▸ **EXERCISE MATERIALS**:
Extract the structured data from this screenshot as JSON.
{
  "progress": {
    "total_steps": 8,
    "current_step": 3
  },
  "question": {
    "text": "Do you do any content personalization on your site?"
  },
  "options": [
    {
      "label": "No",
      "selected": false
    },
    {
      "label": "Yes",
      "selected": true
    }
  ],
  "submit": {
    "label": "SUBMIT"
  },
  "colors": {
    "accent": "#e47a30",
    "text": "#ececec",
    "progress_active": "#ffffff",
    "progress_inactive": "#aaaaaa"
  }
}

▸ **TASK STATEMENT**: Find every line in the records above that holds the word "text", and copy each one.

▸ **EXERCISE OUTPUT**:
    "text": "Do you do any content personalization on your site?"
    "text": "#ececec",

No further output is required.